Task objective -
Check each line of the records below for the word "JSON" and copy those where it appears.

Exercise input -
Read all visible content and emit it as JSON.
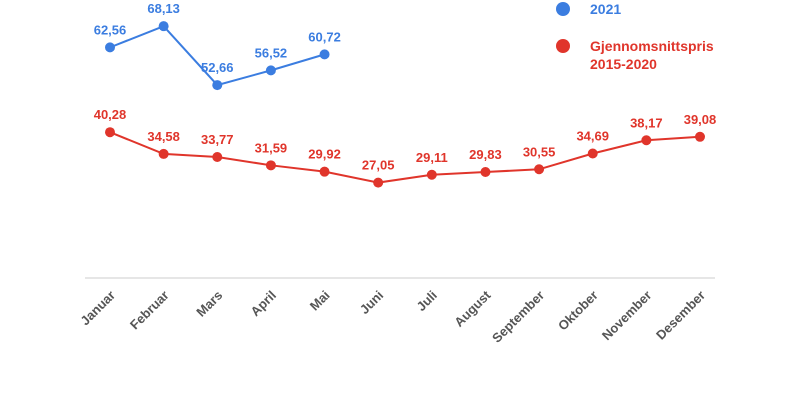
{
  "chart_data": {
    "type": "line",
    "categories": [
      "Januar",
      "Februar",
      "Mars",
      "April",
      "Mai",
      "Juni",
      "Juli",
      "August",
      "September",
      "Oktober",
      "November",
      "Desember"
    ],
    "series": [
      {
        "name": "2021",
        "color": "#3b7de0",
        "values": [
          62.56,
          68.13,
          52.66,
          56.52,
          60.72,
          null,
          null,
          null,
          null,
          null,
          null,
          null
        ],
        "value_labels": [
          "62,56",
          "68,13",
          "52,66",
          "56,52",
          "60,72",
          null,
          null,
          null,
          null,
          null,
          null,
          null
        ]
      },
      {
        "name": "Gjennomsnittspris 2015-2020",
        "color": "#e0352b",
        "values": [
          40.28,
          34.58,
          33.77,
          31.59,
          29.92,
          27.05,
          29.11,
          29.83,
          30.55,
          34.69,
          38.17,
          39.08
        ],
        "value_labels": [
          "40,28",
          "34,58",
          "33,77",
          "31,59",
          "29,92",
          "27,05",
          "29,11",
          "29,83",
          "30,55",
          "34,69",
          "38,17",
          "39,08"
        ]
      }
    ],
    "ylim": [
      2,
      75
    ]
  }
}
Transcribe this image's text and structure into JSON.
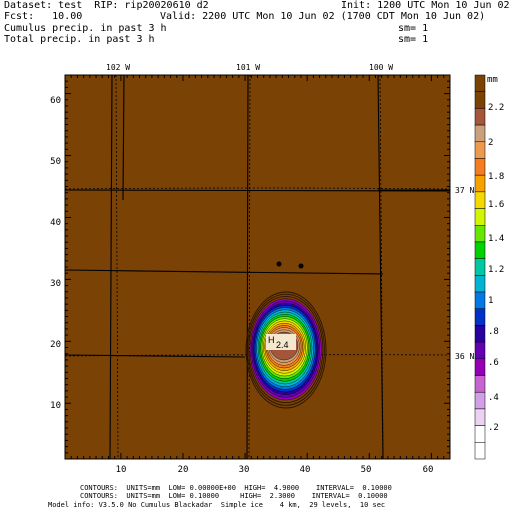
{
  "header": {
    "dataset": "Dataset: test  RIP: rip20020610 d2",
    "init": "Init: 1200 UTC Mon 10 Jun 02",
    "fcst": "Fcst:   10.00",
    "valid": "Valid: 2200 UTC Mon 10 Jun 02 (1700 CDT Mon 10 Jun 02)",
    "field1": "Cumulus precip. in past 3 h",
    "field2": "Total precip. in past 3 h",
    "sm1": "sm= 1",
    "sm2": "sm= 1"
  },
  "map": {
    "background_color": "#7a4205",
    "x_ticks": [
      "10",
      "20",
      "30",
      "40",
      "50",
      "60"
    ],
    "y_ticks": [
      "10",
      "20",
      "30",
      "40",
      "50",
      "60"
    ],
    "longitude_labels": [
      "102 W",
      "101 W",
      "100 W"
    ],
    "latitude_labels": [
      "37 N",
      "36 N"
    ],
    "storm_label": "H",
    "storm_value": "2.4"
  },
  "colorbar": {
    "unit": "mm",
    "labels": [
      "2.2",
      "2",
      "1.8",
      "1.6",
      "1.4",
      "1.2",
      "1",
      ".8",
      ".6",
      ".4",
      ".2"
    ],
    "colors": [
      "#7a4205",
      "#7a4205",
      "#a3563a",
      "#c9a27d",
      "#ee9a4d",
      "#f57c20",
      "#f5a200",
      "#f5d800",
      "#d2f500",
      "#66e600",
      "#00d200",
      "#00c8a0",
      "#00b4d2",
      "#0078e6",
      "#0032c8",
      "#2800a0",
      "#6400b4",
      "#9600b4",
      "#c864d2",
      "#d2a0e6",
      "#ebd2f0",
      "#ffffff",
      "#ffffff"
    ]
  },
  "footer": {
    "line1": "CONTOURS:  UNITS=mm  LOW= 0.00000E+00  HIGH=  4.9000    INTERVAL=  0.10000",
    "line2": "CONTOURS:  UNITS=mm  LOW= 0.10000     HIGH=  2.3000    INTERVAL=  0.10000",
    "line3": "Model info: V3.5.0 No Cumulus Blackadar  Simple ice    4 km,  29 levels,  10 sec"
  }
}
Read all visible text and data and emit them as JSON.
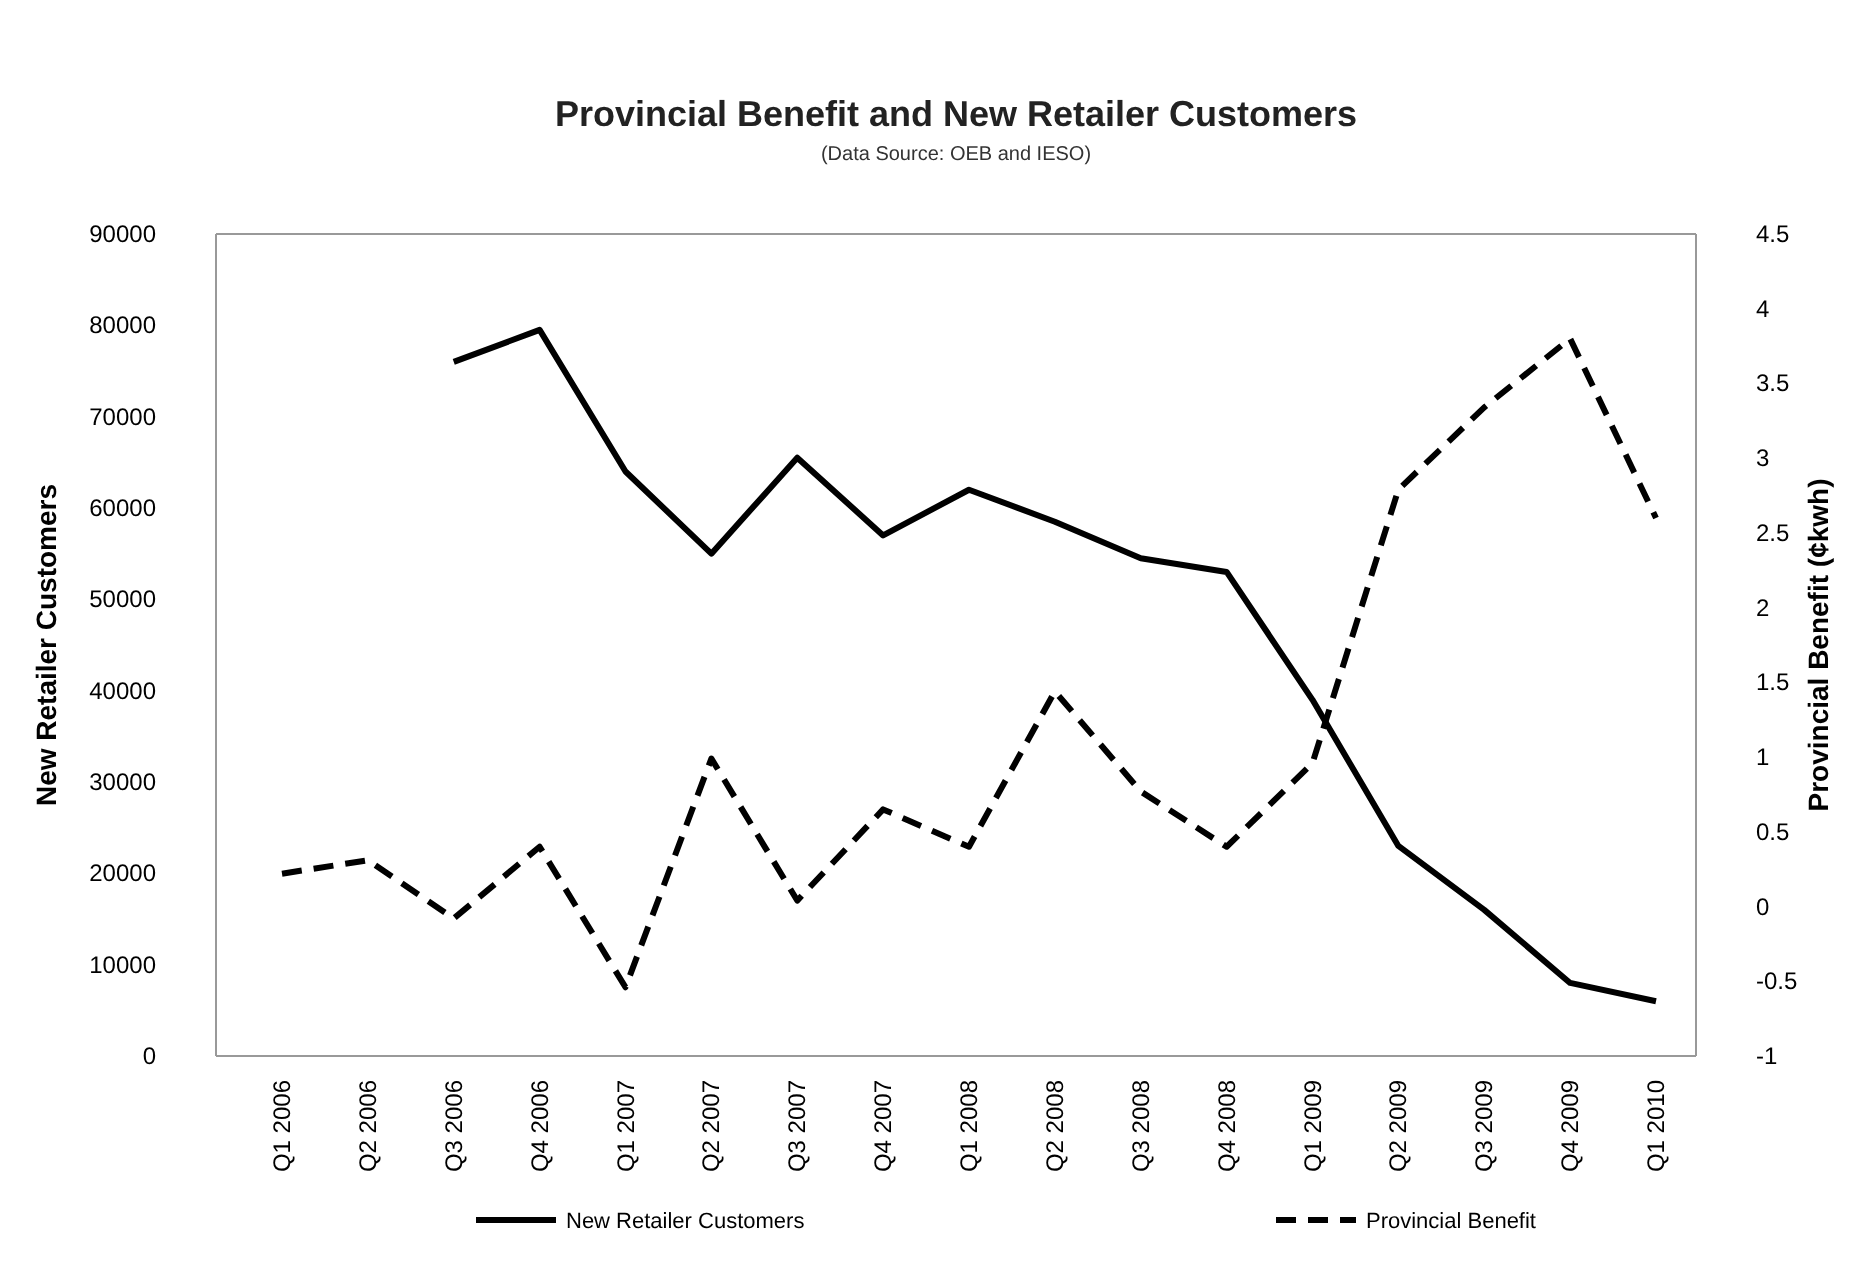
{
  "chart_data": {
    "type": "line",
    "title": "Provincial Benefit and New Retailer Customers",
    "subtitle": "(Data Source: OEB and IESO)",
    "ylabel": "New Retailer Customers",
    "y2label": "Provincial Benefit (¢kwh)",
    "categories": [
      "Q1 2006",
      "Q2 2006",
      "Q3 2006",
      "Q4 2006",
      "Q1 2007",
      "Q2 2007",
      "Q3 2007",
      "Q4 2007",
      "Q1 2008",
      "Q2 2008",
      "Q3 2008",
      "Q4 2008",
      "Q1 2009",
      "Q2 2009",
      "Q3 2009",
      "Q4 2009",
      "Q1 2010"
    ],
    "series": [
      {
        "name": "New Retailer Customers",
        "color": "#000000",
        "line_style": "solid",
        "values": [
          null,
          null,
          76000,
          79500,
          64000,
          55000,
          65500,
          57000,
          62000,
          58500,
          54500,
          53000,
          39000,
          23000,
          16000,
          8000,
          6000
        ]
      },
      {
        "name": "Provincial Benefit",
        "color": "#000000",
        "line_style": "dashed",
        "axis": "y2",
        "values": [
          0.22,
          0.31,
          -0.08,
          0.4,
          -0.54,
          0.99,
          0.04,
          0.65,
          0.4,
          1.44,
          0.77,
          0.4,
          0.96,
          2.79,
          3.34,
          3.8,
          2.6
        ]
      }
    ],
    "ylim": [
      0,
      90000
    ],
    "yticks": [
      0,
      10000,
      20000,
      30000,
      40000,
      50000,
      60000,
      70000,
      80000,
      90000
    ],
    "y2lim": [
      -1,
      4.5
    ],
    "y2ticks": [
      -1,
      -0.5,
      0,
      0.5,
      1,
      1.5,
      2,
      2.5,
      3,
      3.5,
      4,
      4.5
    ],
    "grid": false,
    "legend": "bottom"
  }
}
--
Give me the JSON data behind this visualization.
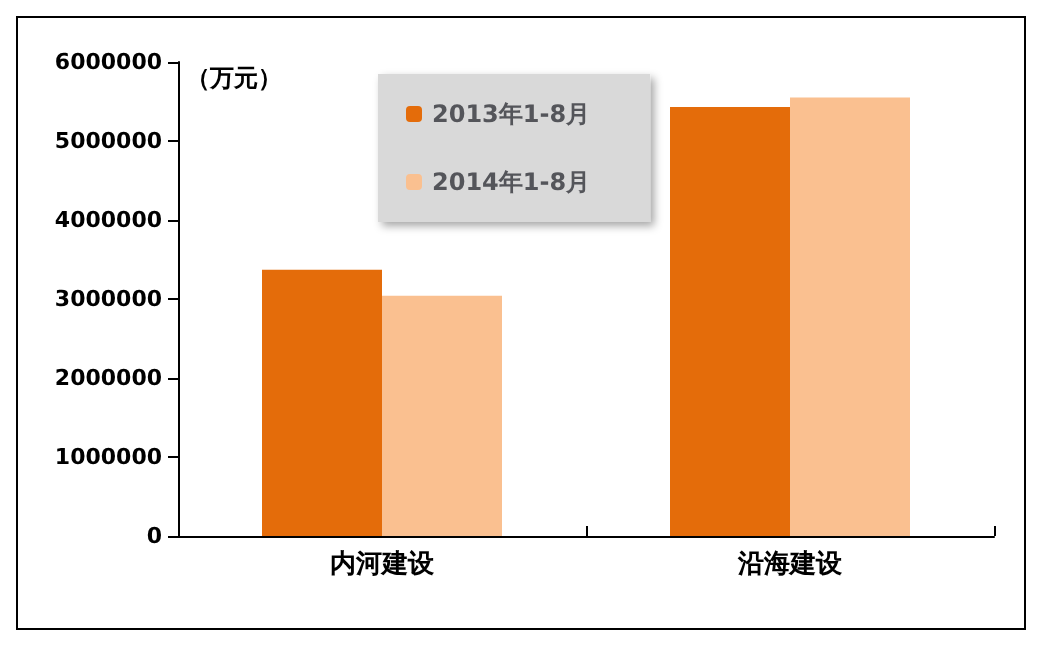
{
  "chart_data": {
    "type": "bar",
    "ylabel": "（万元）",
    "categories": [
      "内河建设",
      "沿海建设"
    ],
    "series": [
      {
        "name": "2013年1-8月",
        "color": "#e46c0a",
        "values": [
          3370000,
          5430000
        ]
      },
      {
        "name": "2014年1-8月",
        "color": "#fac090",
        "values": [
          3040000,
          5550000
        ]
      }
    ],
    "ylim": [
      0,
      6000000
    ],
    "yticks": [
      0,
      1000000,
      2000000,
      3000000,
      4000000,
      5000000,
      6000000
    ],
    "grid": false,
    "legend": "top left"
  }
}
==
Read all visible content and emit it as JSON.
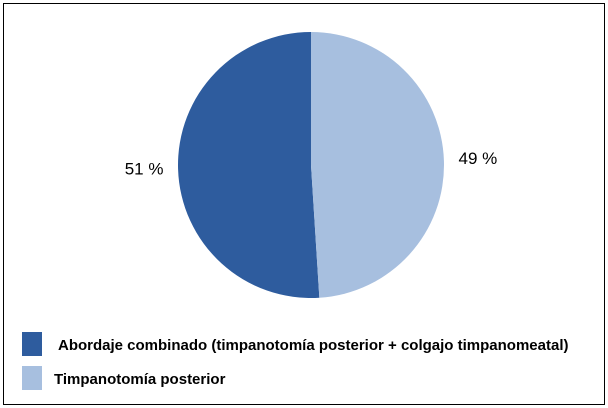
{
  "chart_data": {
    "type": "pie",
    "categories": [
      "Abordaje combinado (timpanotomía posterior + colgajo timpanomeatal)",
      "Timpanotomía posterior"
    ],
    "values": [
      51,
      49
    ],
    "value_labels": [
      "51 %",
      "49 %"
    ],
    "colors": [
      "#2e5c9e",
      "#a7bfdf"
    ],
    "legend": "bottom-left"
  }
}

Task output -
Read all visible content and emit it as JSON.
Transcribe this image's text and structure into JSON.
Read all visible text and data and emit them as JSON.
Give me the JSON data behind this visualization.
Read all visible content and emit it as JSON.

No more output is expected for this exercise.